> PROBLEM TO WORK ON
From the line containing "Enumerate this screenshot's" down to the last line of the listing, quote everything word for word, and nothing else, keeping pictures out.

Data items
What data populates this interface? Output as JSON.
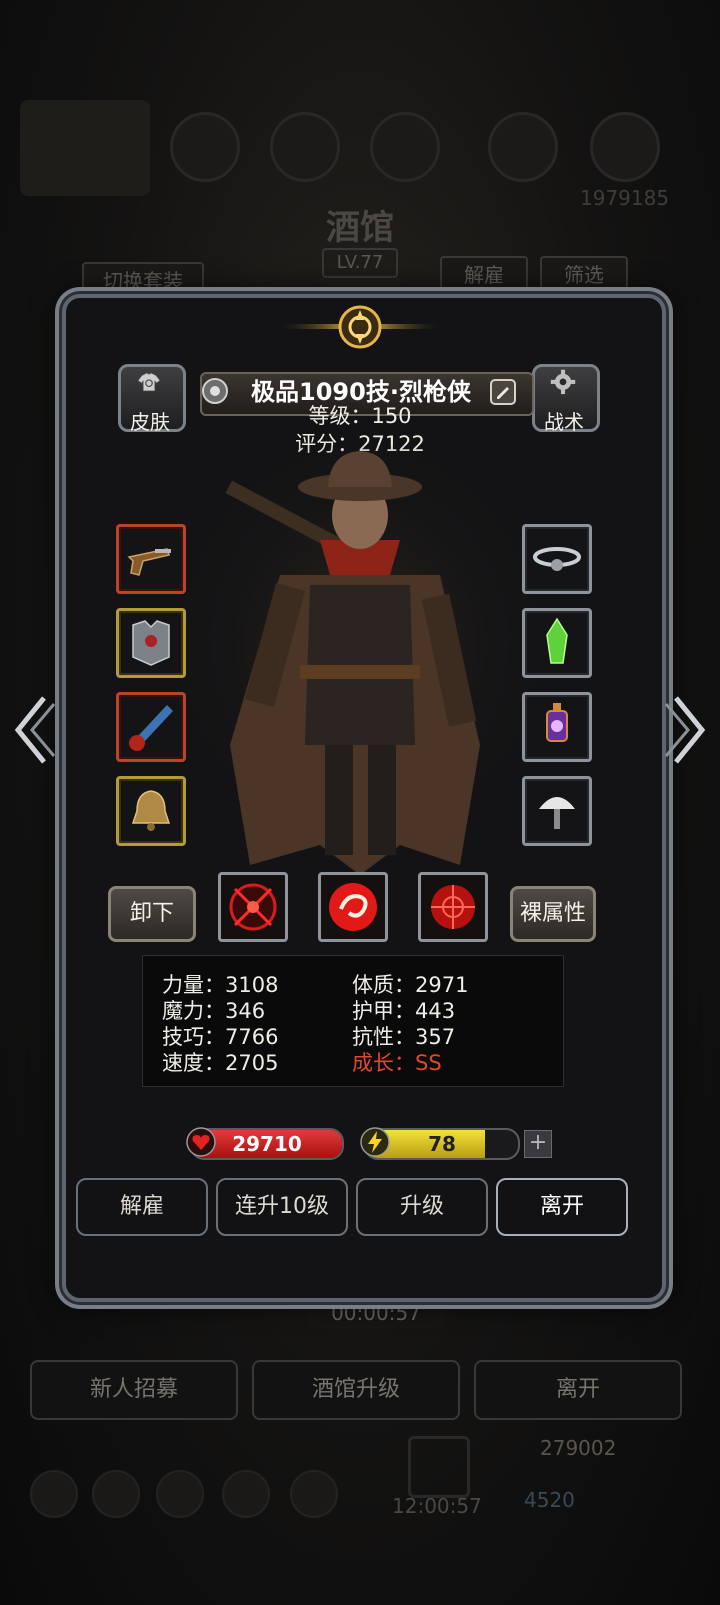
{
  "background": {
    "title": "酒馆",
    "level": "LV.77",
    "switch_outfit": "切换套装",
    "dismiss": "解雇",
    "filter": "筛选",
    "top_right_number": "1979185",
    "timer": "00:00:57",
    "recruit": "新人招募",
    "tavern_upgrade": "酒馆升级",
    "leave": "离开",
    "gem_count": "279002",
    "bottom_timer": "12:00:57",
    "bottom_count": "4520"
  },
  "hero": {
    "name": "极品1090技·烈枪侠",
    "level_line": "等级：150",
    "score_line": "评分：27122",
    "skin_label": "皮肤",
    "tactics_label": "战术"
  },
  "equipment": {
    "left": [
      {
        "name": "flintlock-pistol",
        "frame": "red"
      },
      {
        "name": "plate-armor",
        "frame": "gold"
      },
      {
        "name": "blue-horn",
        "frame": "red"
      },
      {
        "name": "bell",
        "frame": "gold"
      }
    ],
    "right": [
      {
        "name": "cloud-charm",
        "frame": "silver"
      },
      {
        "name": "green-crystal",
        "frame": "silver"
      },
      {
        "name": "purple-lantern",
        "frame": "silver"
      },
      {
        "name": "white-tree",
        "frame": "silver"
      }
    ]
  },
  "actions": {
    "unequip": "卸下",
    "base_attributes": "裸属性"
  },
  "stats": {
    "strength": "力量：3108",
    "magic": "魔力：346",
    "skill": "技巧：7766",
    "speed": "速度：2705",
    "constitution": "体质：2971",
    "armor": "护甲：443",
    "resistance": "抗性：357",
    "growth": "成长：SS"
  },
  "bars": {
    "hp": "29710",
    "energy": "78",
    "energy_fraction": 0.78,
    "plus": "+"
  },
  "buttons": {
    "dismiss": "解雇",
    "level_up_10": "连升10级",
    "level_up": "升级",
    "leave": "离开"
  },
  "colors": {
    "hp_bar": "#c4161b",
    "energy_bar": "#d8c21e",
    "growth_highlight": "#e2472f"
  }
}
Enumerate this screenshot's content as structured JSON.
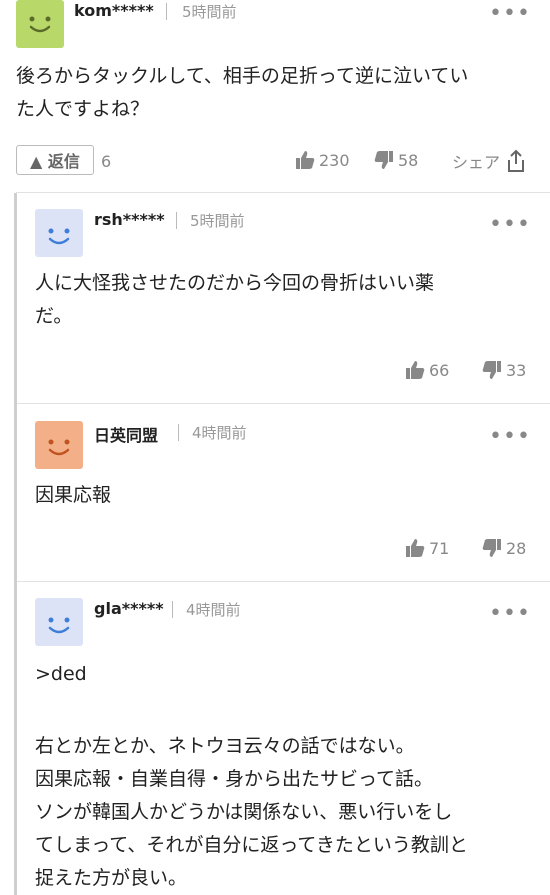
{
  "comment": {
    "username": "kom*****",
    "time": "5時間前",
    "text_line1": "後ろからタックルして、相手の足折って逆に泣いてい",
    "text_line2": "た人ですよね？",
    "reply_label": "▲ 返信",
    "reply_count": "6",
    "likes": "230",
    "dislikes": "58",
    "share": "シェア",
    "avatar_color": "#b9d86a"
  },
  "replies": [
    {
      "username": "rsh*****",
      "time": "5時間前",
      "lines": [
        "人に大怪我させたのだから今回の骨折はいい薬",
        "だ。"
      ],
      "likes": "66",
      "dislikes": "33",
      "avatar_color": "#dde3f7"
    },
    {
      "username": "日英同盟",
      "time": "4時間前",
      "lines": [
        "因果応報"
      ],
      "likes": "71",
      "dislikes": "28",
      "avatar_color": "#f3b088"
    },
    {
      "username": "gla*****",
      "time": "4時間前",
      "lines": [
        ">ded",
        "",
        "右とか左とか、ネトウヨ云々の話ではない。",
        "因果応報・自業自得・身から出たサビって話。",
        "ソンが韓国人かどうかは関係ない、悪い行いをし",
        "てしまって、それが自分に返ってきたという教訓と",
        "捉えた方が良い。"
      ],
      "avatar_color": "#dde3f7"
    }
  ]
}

> OUTPUT FOR THIS TASK
Enumerate this screenshot's content as structured JSON.
{
  "comment": {
    "username": "kom*****",
    "time": "5時間前",
    "text_line1": "後ろからタックルして、相手の足折って逆に泣いてい",
    "text_line2": "た人ですよね？",
    "reply_label": "▲ 返信",
    "reply_count": "6",
    "likes": "230",
    "dislikes": "58",
    "share": "シェア",
    "avatar_color": "#b9d86a"
  },
  "replies": [
    {
      "username": "rsh*****",
      "time": "5時間前",
      "lines": [
        "人に大怪我させたのだから今回の骨折はいい薬",
        "だ。"
      ],
      "likes": "66",
      "dislikes": "33",
      "avatar_color": "#dde3f7"
    },
    {
      "username": "日英同盟",
      "time": "4時間前",
      "lines": [
        "因果応報"
      ],
      "likes": "71",
      "dislikes": "28",
      "avatar_color": "#f3b088"
    },
    {
      "username": "gla*****",
      "time": "4時間前",
      "lines": [
        ">ded",
        "",
        "右とか左とか、ネトウヨ云々の話ではない。",
        "因果応報・自業自得・身から出たサビって話。",
        "ソンが韓国人かどうかは関係ない、悪い行いをし",
        "てしまって、それが自分に返ってきたという教訓と",
        "捉えた方が良い。"
      ],
      "avatar_color": "#dde3f7"
    }
  ]
}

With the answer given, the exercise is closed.